## WHAT TO DO
Below are the records; pull every line that includes "cashews".

____________________

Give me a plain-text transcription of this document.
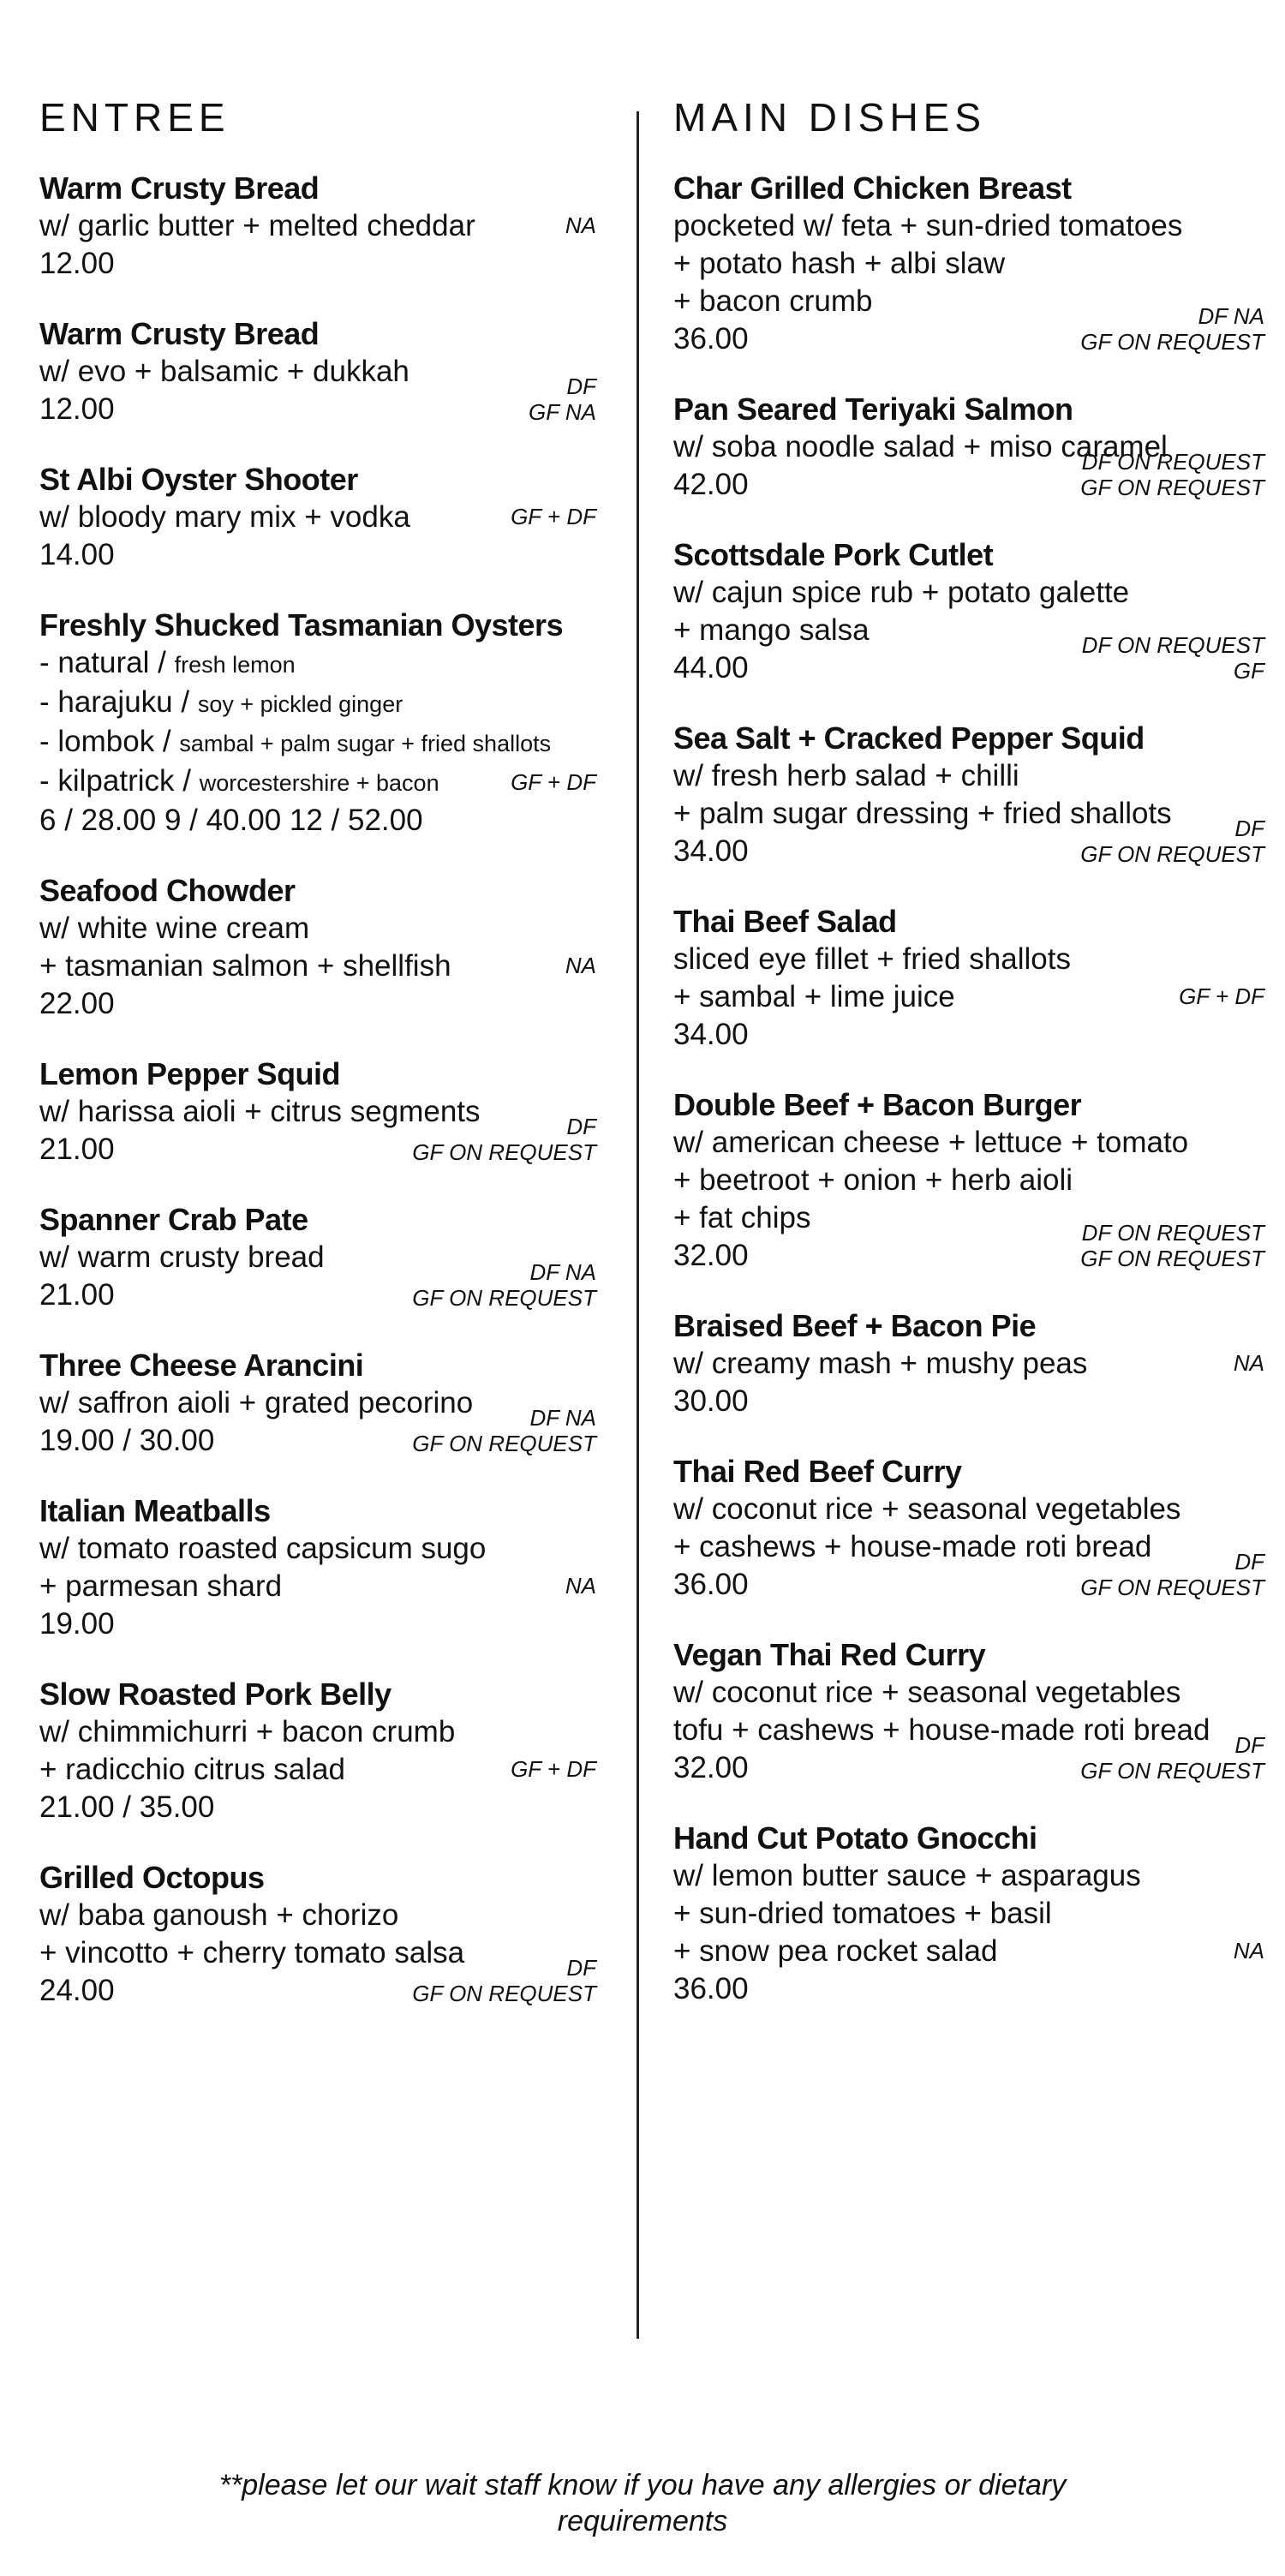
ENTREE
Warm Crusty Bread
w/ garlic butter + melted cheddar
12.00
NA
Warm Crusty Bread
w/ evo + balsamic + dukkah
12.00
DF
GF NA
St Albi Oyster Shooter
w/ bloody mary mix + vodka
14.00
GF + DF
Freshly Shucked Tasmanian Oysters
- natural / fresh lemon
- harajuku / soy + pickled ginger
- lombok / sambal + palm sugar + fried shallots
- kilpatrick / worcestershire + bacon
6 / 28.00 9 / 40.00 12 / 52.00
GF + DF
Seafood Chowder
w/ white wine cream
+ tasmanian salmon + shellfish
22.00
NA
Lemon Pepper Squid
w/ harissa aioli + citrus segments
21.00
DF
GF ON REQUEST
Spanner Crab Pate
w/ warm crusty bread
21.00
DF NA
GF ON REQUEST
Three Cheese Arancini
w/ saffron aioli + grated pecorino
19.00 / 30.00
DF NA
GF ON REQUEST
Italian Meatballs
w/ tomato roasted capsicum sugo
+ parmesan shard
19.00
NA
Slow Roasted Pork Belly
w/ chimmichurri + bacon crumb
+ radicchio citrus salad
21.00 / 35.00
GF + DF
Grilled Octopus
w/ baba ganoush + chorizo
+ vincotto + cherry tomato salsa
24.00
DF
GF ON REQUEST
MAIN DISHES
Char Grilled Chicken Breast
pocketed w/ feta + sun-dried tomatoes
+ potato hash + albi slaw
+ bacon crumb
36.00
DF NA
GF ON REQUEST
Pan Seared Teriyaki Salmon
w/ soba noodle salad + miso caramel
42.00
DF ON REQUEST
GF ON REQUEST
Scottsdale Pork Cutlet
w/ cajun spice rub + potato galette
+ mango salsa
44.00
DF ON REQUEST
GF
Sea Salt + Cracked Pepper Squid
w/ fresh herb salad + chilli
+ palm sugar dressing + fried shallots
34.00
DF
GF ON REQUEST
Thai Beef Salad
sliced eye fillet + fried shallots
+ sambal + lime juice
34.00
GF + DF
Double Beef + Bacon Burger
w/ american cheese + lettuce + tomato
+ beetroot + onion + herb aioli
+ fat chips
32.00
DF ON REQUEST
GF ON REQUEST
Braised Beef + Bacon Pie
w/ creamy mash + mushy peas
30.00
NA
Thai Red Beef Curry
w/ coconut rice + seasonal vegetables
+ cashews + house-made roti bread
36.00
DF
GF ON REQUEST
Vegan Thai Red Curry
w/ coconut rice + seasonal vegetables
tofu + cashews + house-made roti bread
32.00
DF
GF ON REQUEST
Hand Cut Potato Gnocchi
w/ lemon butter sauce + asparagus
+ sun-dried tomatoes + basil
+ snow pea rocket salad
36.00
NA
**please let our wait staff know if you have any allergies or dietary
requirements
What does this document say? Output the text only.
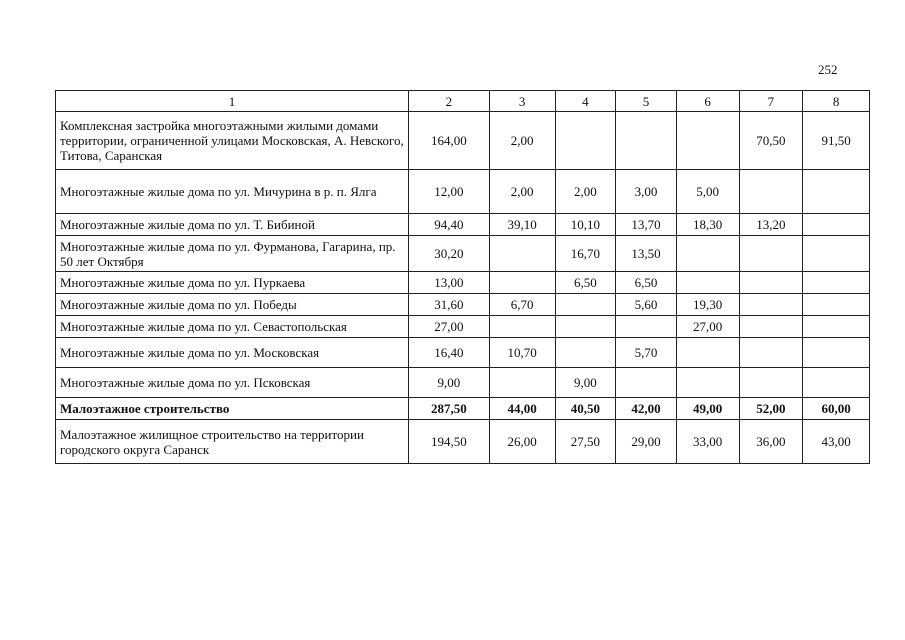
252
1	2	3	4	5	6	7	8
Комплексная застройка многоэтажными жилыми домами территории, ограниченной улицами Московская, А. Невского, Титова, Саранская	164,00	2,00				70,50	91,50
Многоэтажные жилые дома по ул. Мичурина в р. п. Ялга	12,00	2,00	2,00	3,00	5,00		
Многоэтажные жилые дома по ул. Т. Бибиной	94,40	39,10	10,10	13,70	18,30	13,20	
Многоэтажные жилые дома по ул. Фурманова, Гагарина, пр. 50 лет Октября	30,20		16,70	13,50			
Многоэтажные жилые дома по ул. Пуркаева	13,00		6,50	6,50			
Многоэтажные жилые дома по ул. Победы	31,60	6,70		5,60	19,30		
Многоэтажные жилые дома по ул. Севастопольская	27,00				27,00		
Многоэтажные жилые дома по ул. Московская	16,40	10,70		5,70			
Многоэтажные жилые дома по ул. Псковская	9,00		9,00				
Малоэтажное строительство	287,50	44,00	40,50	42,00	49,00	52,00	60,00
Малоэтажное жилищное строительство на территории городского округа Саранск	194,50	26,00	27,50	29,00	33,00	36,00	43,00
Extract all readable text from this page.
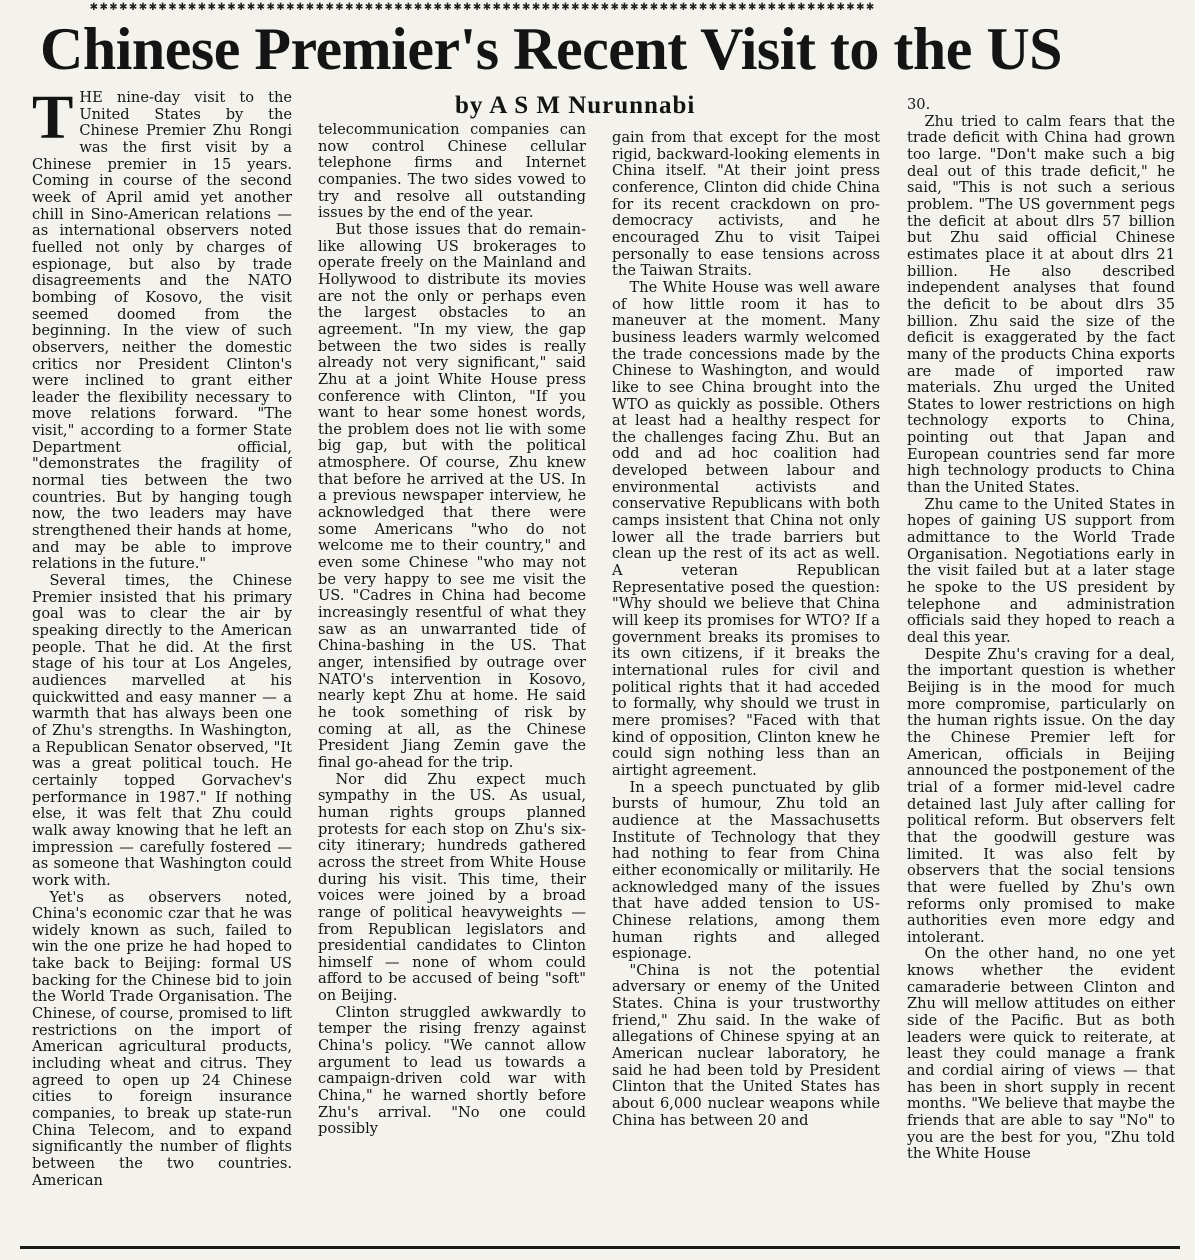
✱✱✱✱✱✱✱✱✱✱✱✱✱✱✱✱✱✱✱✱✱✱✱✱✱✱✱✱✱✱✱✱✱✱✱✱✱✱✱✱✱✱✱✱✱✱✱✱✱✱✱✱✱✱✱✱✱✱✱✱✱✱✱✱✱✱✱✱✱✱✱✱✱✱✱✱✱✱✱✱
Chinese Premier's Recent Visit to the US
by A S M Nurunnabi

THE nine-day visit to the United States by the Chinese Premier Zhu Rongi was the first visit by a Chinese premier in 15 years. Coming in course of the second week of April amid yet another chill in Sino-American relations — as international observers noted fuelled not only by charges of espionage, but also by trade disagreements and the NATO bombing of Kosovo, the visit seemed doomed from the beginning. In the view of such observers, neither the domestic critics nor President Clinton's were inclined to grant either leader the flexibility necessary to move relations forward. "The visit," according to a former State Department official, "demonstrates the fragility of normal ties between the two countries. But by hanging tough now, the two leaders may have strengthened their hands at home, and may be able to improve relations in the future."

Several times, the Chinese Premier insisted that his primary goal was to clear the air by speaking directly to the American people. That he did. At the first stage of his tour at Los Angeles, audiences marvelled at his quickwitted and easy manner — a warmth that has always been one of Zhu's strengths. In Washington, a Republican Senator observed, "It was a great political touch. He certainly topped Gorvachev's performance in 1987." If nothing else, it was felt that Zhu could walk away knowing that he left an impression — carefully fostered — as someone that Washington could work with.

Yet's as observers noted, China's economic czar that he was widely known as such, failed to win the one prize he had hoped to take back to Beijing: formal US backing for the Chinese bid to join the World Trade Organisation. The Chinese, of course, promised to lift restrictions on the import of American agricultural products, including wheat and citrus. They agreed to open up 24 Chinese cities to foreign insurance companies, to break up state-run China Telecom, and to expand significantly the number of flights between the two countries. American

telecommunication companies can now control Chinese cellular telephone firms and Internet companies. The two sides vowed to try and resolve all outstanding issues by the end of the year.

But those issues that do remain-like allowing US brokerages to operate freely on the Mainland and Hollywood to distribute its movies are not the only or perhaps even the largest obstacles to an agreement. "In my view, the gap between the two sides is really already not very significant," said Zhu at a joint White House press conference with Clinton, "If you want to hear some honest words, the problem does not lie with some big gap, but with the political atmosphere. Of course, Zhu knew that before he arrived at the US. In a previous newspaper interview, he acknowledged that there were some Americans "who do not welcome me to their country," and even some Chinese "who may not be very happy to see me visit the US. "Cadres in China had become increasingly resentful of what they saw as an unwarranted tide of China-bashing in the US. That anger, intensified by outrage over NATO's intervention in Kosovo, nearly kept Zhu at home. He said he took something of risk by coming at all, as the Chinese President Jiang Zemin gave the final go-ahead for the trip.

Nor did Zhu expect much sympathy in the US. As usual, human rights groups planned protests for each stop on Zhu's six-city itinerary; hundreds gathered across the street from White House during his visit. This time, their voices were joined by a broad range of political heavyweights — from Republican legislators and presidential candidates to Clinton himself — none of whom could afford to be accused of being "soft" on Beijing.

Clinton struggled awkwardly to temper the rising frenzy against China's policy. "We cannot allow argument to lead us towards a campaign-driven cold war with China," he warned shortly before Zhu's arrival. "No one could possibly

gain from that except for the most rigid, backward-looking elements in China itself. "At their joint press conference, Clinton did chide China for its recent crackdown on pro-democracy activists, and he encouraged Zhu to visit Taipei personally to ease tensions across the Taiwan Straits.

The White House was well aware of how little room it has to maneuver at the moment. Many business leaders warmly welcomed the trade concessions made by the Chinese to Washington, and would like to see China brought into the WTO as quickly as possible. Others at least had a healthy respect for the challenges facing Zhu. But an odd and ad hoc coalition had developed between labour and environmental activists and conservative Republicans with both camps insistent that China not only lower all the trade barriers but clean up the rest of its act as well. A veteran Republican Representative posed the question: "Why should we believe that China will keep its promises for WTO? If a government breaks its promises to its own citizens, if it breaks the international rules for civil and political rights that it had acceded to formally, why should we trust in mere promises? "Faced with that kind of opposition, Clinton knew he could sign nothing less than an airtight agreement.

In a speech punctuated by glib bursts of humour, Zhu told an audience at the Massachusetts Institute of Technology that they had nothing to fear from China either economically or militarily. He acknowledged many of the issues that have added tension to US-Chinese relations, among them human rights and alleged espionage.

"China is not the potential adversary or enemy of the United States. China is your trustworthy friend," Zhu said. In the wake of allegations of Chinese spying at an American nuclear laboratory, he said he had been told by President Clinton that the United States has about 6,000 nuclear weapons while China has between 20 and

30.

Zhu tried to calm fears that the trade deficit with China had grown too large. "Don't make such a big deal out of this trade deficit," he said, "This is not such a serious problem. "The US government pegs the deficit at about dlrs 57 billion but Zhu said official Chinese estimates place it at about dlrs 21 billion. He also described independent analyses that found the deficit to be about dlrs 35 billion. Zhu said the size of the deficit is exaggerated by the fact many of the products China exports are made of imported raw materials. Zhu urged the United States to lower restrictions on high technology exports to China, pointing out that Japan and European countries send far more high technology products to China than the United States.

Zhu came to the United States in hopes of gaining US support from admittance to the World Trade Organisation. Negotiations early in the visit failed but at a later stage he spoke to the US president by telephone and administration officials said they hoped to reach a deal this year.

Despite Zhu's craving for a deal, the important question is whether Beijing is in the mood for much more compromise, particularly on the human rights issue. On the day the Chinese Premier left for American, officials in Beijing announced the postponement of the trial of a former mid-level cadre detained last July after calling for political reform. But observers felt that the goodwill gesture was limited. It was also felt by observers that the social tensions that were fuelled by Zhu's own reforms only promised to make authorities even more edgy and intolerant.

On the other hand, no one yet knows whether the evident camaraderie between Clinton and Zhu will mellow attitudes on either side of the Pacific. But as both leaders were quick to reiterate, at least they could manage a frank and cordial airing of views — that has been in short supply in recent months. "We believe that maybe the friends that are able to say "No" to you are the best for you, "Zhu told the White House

____________________

## ANSWER TO THIS EXERCISE
+ cashews + house-made roti bread
tofu + cashews + house-made roti bread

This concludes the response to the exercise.